Return each line of the data below exactly, omitting any pictures.

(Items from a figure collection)

☆ ☆ ☆ ☆ ☆

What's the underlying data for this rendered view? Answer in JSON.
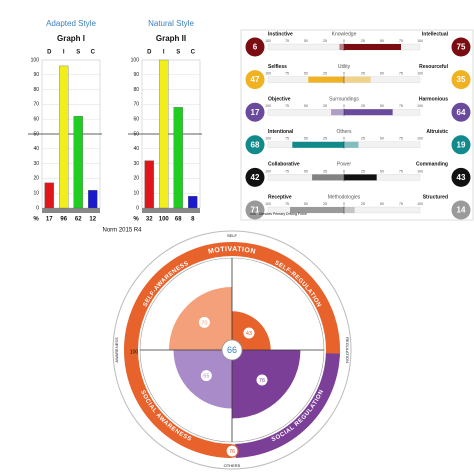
{
  "chart_data": [
    {
      "type": "bar",
      "subtitle": "Adapted Style",
      "title": "Graph I",
      "categories": [
        "D",
        "I",
        "S",
        "C"
      ],
      "values": [
        17,
        96,
        62,
        12
      ],
      "colors": [
        "#e0161b",
        "#f2ee1a",
        "#22cc22",
        "#1a1acc"
      ],
      "ylim": [
        0,
        100
      ],
      "yticks": [
        0,
        10,
        20,
        30,
        40,
        50,
        60,
        70,
        80,
        90,
        100
      ],
      "midline": 50,
      "row_label": "%",
      "grid": true
    },
    {
      "type": "bar",
      "subtitle": "Natural Style",
      "title": "Graph II",
      "categories": [
        "D",
        "I",
        "S",
        "C"
      ],
      "values": [
        32,
        100,
        68,
        8
      ],
      "colors": [
        "#e0161b",
        "#f2ee1a",
        "#22cc22",
        "#1a1acc"
      ],
      "ylim": [
        0,
        100
      ],
      "yticks": [
        0,
        10,
        20,
        30,
        40,
        50,
        60,
        70,
        80,
        90,
        100
      ],
      "midline": 50,
      "row_label": "%",
      "grid": true
    }
  ],
  "footnote": "Norm 2015 R4",
  "motivators": {
    "scale": [
      100,
      75,
      50,
      25,
      0,
      25,
      50,
      75,
      100
    ],
    "rows": [
      {
        "left_value": 6,
        "left_label": "Instinctive",
        "center_label": "Knowledge",
        "right_label": "Intellectual",
        "right_value": 75,
        "color": "#7a0c12"
      },
      {
        "left_value": 47,
        "left_label": "Selfless",
        "center_label": "Utility",
        "right_label": "Resourceful",
        "right_value": 35,
        "color": "#f0b123"
      },
      {
        "left_value": 17,
        "left_label": "Objective",
        "center_label": "Surroundings",
        "right_label": "Harmonious",
        "right_value": 64,
        "color": "#6a4a9c"
      },
      {
        "left_value": 68,
        "left_label": "Intentional",
        "center_label": "Others",
        "right_label": "Altruistic",
        "right_value": 19,
        "color": "#128a8c"
      },
      {
        "left_value": 42,
        "left_label": "Collaborative",
        "center_label": "Power",
        "right_label": "Commanding",
        "right_value": 43,
        "color": "#111111"
      },
      {
        "left_value": 71,
        "left_label": "Receptive",
        "center_label": "Methodologies",
        "right_label": "Structured",
        "right_value": 14,
        "color": "#9a9a9a"
      }
    ],
    "legend": "Denotes Primary Driving Force"
  },
  "wheel": {
    "center_value": 66,
    "ring_label": "MOTIVATION",
    "ring_value": 76,
    "scale_label": 100,
    "quadrants": [
      {
        "label": "SELF-AWARENESS",
        "value": 70,
        "color": "#f4a07a"
      },
      {
        "label": "SELF-REGULATION",
        "value": 43,
        "color": "#e8622c"
      },
      {
        "label": "SOCIAL REGULATION",
        "value": 76,
        "color": "#7b3f98"
      },
      {
        "label": "SOCIAL AWARENESS",
        "value": 65,
        "color": "#a98bc9"
      }
    ],
    "top_label": "SELF",
    "bottom_label": "OTHERS",
    "right_label": "REGULATION",
    "left_label": "AWARENESS"
  }
}
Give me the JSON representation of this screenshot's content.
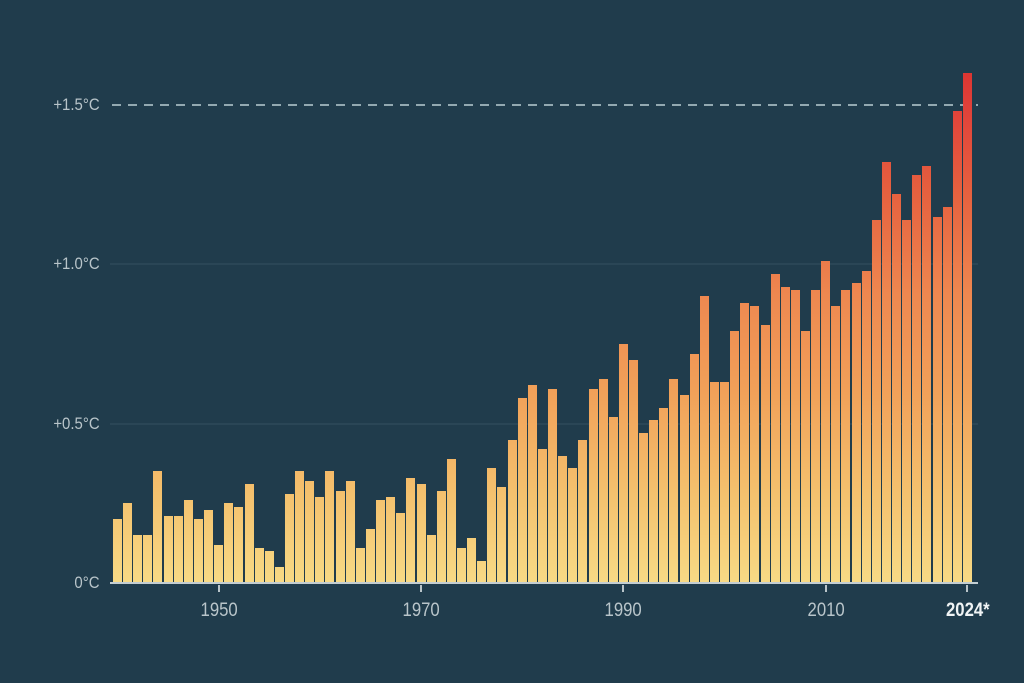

☆ ☆ ☆ ☆ ☆

*Solution for this task*:
What's the underlying data for this rendered view? Answer in JSON.
{
  "chart_data": [
    {
      "type": "bar",
      "subtitle": "Adapted Style",
      "title": "Graph I",
      "categories": [
        "D",
        "I",
        "S",
        "C"
      ],
      "values": [
        17,
        96,
        62,
        12
      ],
      "colors": [
        "#e0161b",
        "#f2ee1a",
        "#22cc22",
        "#1a1acc"
      ],
      "ylim": [
        0,
        100
      ],
      "yticks": [
        0,
        10,
        20,
        30,
        40,
        50,
        60,
        70,
        80,
        90,
        100
      ],
      "midline": 50,
      "row_label": "%",
      "grid": true
    },
    {
      "type": "bar",
      "subtitle": "Natural Style",
      "title": "Graph II",
      "categories": [
        "D",
        "I",
        "S",
        "C"
      ],
      "values": [
        32,
        100,
        68,
        8
      ],
      "colors": [
        "#e0161b",
        "#f2ee1a",
        "#22cc22",
        "#1a1acc"
      ],
      "ylim": [
        0,
        100
      ],
      "yticks": [
        0,
        10,
        20,
        30,
        40,
        50,
        60,
        70,
        80,
        90,
        100
      ],
      "midline": 50,
      "row_label": "%",
      "grid": true
    }
  ],
  "footnote": "Norm 2015 R4",
  "motivators": {
    "scale": [
      100,
      75,
      50,
      25,
      0,
      25,
      50,
      75,
      100
    ],
    "rows": [
      {
        "left_value": 6,
        "left_label": "Instinctive",
        "center_label": "Knowledge",
        "right_label": "Intellectual",
        "right_value": 75,
        "color": "#7a0c12"
      },
      {
        "left_value": 47,
        "left_label": "Selfless",
        "center_label": "Utility",
        "right_label": "Resourceful",
        "right_value": 35,
        "color": "#f0b123"
      },
      {
        "left_value": 17,
        "left_label": "Objective",
        "center_label": "Surroundings",
        "right_label": "Harmonious",
        "right_value": 64,
        "color": "#6a4a9c"
      },
      {
        "left_value": 68,
        "left_label": "Intentional",
        "center_label": "Others",
        "right_label": "Altruistic",
        "right_value": 19,
        "color": "#128a8c"
      },
      {
        "left_value": 42,
        "left_label": "Collaborative",
        "center_label": "Power",
        "right_label": "Commanding",
        "right_value": 43,
        "color": "#111111"
      },
      {
        "left_value": 71,
        "left_label": "Receptive",
        "center_label": "Methodologies",
        "right_label": "Structured",
        "right_value": 14,
        "color": "#9a9a9a"
      }
    ],
    "legend": "Denotes Primary Driving Force"
  },
  "wheel": {
    "center_value": 66,
    "ring_label": "MOTIVATION",
    "ring_value": 76,
    "scale_label": 100,
    "quadrants": [
      {
        "label": "SELF-AWARENESS",
        "value": 70,
        "color": "#f4a07a"
      },
      {
        "label": "SELF-REGULATION",
        "value": 43,
        "color": "#e8622c"
      },
      {
        "label": "SOCIAL REGULATION",
        "value": 76,
        "color": "#7b3f98"
      },
      {
        "label": "SOCIAL AWARENESS",
        "value": 65,
        "color": "#a98bc9"
      }
    ],
    "top_label": "SELF",
    "bottom_label": "OTHERS",
    "right_label": "REGULATION",
    "left_label": "AWARENESS"
  }
}
Give me the JSON representation of this screenshot's content.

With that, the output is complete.